Task requirements =>
Copy out the whole listing exactly as written, leaving the pictures behind.

Data provided =>
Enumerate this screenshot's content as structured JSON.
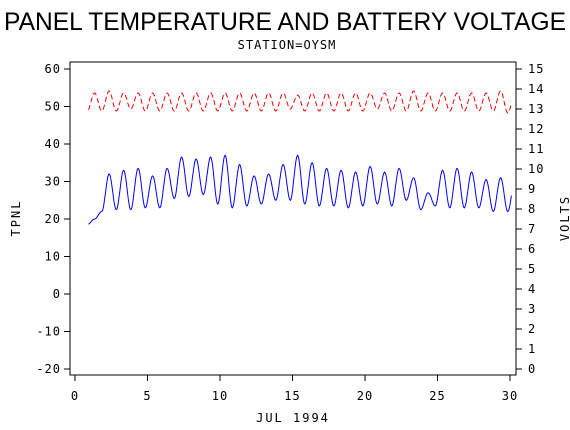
{
  "chart_data": {
    "type": "line",
    "title": "PANEL TEMPERATURE AND BATTERY VOLTAGE",
    "subtitle": "STATION=OYSM",
    "xlabel": "JUL 1994",
    "ylabel_left": "TPNL",
    "ylabel_right": "VOLTS",
    "xlim": [
      0,
      30
    ],
    "xticks": [
      "0",
      "5",
      "10",
      "15",
      "20",
      "25",
      "30"
    ],
    "ylim_left": [
      -20,
      60
    ],
    "yticks_left": [
      "-20",
      "-10",
      "0",
      "10",
      "20",
      "30",
      "40",
      "50",
      "60"
    ],
    "ylim_right": [
      0,
      15
    ],
    "yticks_right": [
      "0",
      "1",
      "2",
      "3",
      "4",
      "5",
      "6",
      "7",
      "8",
      "9",
      "10",
      "11",
      "12",
      "13",
      "14",
      "15"
    ],
    "grid": false,
    "colors": {
      "temperature": "#0000ff",
      "voltage": "#ff0000",
      "axes": "#000000"
    },
    "series": [
      {
        "axis": "left",
        "color": "#0000ff",
        "style": "solid",
        "daily": [
          {
            "day": 1,
            "min": 18.5,
            "max": 20
          },
          {
            "day": 2,
            "min": 22,
            "max": 32
          },
          {
            "day": 3,
            "min": 22.5,
            "max": 33
          },
          {
            "day": 4,
            "min": 22.5,
            "max": 33.5
          },
          {
            "day": 5,
            "min": 23,
            "max": 31.5
          },
          {
            "day": 6,
            "min": 23,
            "max": 33.5
          },
          {
            "day": 7,
            "min": 25.5,
            "max": 36.5
          },
          {
            "day": 8,
            "min": 26,
            "max": 36
          },
          {
            "day": 9,
            "min": 26.5,
            "max": 36.5
          },
          {
            "day": 10,
            "min": 24,
            "max": 37
          },
          {
            "day": 11,
            "min": 23,
            "max": 34.5
          },
          {
            "day": 12,
            "min": 23.5,
            "max": 31.5
          },
          {
            "day": 13,
            "min": 24,
            "max": 32
          },
          {
            "day": 14,
            "min": 25,
            "max": 34.5
          },
          {
            "day": 15,
            "min": 25,
            "max": 37
          },
          {
            "day": 16,
            "min": 24,
            "max": 35
          },
          {
            "day": 17,
            "min": 23.5,
            "max": 33.5
          },
          {
            "day": 18,
            "min": 23.5,
            "max": 33
          },
          {
            "day": 19,
            "min": 23,
            "max": 32.5
          },
          {
            "day": 20,
            "min": 23.5,
            "max": 34
          },
          {
            "day": 21,
            "min": 24,
            "max": 32.5
          },
          {
            "day": 22,
            "min": 23.5,
            "max": 33.5
          },
          {
            "day": 23,
            "min": 25,
            "max": 31
          },
          {
            "day": 24,
            "min": 22.5,
            "max": 27
          },
          {
            "day": 25,
            "min": 23.5,
            "max": 33
          },
          {
            "day": 26,
            "min": 23,
            "max": 33.5
          },
          {
            "day": 27,
            "min": 23,
            "max": 32.5
          },
          {
            "day": 28,
            "min": 23,
            "max": 30.5
          },
          {
            "day": 29,
            "min": 22,
            "max": 31
          },
          {
            "day": 30,
            "min": 22,
            "max": 30.5
          }
        ]
      },
      {
        "axis": "right",
        "color": "#ff0000",
        "style": "dashed",
        "daily": [
          {
            "day": 1,
            "min": 12.9,
            "max": 13.8
          },
          {
            "day": 2,
            "min": 12.9,
            "max": 13.9
          },
          {
            "day": 3,
            "min": 12.9,
            "max": 13.8
          },
          {
            "day": 4,
            "min": 13.0,
            "max": 13.8
          },
          {
            "day": 5,
            "min": 12.9,
            "max": 13.8
          },
          {
            "day": 6,
            "min": 12.9,
            "max": 13.8
          },
          {
            "day": 7,
            "min": 12.9,
            "max": 13.8
          },
          {
            "day": 8,
            "min": 12.9,
            "max": 13.8
          },
          {
            "day": 9,
            "min": 12.9,
            "max": 13.8
          },
          {
            "day": 10,
            "min": 12.9,
            "max": 13.8
          },
          {
            "day": 11,
            "min": 12.9,
            "max": 13.8
          },
          {
            "day": 12,
            "min": 12.9,
            "max": 13.8
          },
          {
            "day": 13,
            "min": 12.9,
            "max": 13.8
          },
          {
            "day": 14,
            "min": 12.9,
            "max": 13.8
          },
          {
            "day": 15,
            "min": 13.0,
            "max": 13.7
          },
          {
            "day": 16,
            "min": 12.9,
            "max": 13.8
          },
          {
            "day": 17,
            "min": 12.9,
            "max": 13.8
          },
          {
            "day": 18,
            "min": 12.9,
            "max": 13.8
          },
          {
            "day": 19,
            "min": 12.9,
            "max": 13.8
          },
          {
            "day": 20,
            "min": 12.9,
            "max": 13.8
          },
          {
            "day": 21,
            "min": 13.0,
            "max": 13.8
          },
          {
            "day": 22,
            "min": 12.9,
            "max": 13.8
          },
          {
            "day": 23,
            "min": 12.9,
            "max": 13.9
          },
          {
            "day": 24,
            "min": 12.9,
            "max": 13.8
          },
          {
            "day": 25,
            "min": 12.9,
            "max": 13.8
          },
          {
            "day": 26,
            "min": 12.9,
            "max": 13.8
          },
          {
            "day": 27,
            "min": 12.9,
            "max": 13.8
          },
          {
            "day": 28,
            "min": 12.9,
            "max": 13.8
          },
          {
            "day": 29,
            "min": 12.9,
            "max": 13.9
          },
          {
            "day": 30,
            "min": 12.8,
            "max": 13.8
          }
        ]
      }
    ]
  }
}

Solved exercise =>
Enumerate this screenshot's content as structured JSON.
{
  "chart_data": {
    "type": "line",
    "title": "PANEL TEMPERATURE AND BATTERY VOLTAGE",
    "subtitle": "STATION=OYSM",
    "xlabel": "JUL 1994",
    "ylabel_left": "TPNL",
    "ylabel_right": "VOLTS",
    "xlim": [
      0,
      30
    ],
    "xticks": [
      "0",
      "5",
      "10",
      "15",
      "20",
      "25",
      "30"
    ],
    "ylim_left": [
      -20,
      60
    ],
    "yticks_left": [
      "-20",
      "-10",
      "0",
      "10",
      "20",
      "30",
      "40",
      "50",
      "60"
    ],
    "ylim_right": [
      0,
      15
    ],
    "yticks_right": [
      "0",
      "1",
      "2",
      "3",
      "4",
      "5",
      "6",
      "7",
      "8",
      "9",
      "10",
      "11",
      "12",
      "13",
      "14",
      "15"
    ],
    "grid": false,
    "colors": {
      "temperature": "#0000ff",
      "voltage": "#ff0000",
      "axes": "#000000"
    },
    "series": [
      {
        "axis": "left",
        "color": "#0000ff",
        "style": "solid",
        "daily": [
          {
            "day": 1,
            "min": 18.5,
            "max": 20
          },
          {
            "day": 2,
            "min": 22,
            "max": 32
          },
          {
            "day": 3,
            "min": 22.5,
            "max": 33
          },
          {
            "day": 4,
            "min": 22.5,
            "max": 33.5
          },
          {
            "day": 5,
            "min": 23,
            "max": 31.5
          },
          {
            "day": 6,
            "min": 23,
            "max": 33.5
          },
          {
            "day": 7,
            "min": 25.5,
            "max": 36.5
          },
          {
            "day": 8,
            "min": 26,
            "max": 36
          },
          {
            "day": 9,
            "min": 26.5,
            "max": 36.5
          },
          {
            "day": 10,
            "min": 24,
            "max": 37
          },
          {
            "day": 11,
            "min": 23,
            "max": 34.5
          },
          {
            "day": 12,
            "min": 23.5,
            "max": 31.5
          },
          {
            "day": 13,
            "min": 24,
            "max": 32
          },
          {
            "day": 14,
            "min": 25,
            "max": 34.5
          },
          {
            "day": 15,
            "min": 25,
            "max": 37
          },
          {
            "day": 16,
            "min": 24,
            "max": 35
          },
          {
            "day": 17,
            "min": 23.5,
            "max": 33.5
          },
          {
            "day": 18,
            "min": 23.5,
            "max": 33
          },
          {
            "day": 19,
            "min": 23,
            "max": 32.5
          },
          {
            "day": 20,
            "min": 23.5,
            "max": 34
          },
          {
            "day": 21,
            "min": 24,
            "max": 32.5
          },
          {
            "day": 22,
            "min": 23.5,
            "max": 33.5
          },
          {
            "day": 23,
            "min": 25,
            "max": 31
          },
          {
            "day": 24,
            "min": 22.5,
            "max": 27
          },
          {
            "day": 25,
            "min": 23.5,
            "max": 33
          },
          {
            "day": 26,
            "min": 23,
            "max": 33.5
          },
          {
            "day": 27,
            "min": 23,
            "max": 32.5
          },
          {
            "day": 28,
            "min": 23,
            "max": 30.5
          },
          {
            "day": 29,
            "min": 22,
            "max": 31
          },
          {
            "day": 30,
            "min": 22,
            "max": 30.5
          }
        ]
      },
      {
        "axis": "right",
        "color": "#ff0000",
        "style": "dashed",
        "daily": [
          {
            "day": 1,
            "min": 12.9,
            "max": 13.8
          },
          {
            "day": 2,
            "min": 12.9,
            "max": 13.9
          },
          {
            "day": 3,
            "min": 12.9,
            "max": 13.8
          },
          {
            "day": 4,
            "min": 13.0,
            "max": 13.8
          },
          {
            "day": 5,
            "min": 12.9,
            "max": 13.8
          },
          {
            "day": 6,
            "min": 12.9,
            "max": 13.8
          },
          {
            "day": 7,
            "min": 12.9,
            "max": 13.8
          },
          {
            "day": 8,
            "min": 12.9,
            "max": 13.8
          },
          {
            "day": 9,
            "min": 12.9,
            "max": 13.8
          },
          {
            "day": 10,
            "min": 12.9,
            "max": 13.8
          },
          {
            "day": 11,
            "min": 12.9,
            "max": 13.8
          },
          {
            "day": 12,
            "min": 12.9,
            "max": 13.8
          },
          {
            "day": 13,
            "min": 12.9,
            "max": 13.8
          },
          {
            "day": 14,
            "min": 12.9,
            "max": 13.8
          },
          {
            "day": 15,
            "min": 13.0,
            "max": 13.7
          },
          {
            "day": 16,
            "min": 12.9,
            "max": 13.8
          },
          {
            "day": 17,
            "min": 12.9,
            "max": 13.8
          },
          {
            "day": 18,
            "min": 12.9,
            "max": 13.8
          },
          {
            "day": 19,
            "min": 12.9,
            "max": 13.8
          },
          {
            "day": 20,
            "min": 12.9,
            "max": 13.8
          },
          {
            "day": 21,
            "min": 13.0,
            "max": 13.8
          },
          {
            "day": 22,
            "min": 12.9,
            "max": 13.8
          },
          {
            "day": 23,
            "min": 12.9,
            "max": 13.9
          },
          {
            "day": 24,
            "min": 12.9,
            "max": 13.8
          },
          {
            "day": 25,
            "min": 12.9,
            "max": 13.8
          },
          {
            "day": 26,
            "min": 12.9,
            "max": 13.8
          },
          {
            "day": 27,
            "min": 12.9,
            "max": 13.8
          },
          {
            "day": 28,
            "min": 12.9,
            "max": 13.8
          },
          {
            "day": 29,
            "min": 12.9,
            "max": 13.9
          },
          {
            "day": 30,
            "min": 12.8,
            "max": 13.8
          }
        ]
      }
    ]
  }
}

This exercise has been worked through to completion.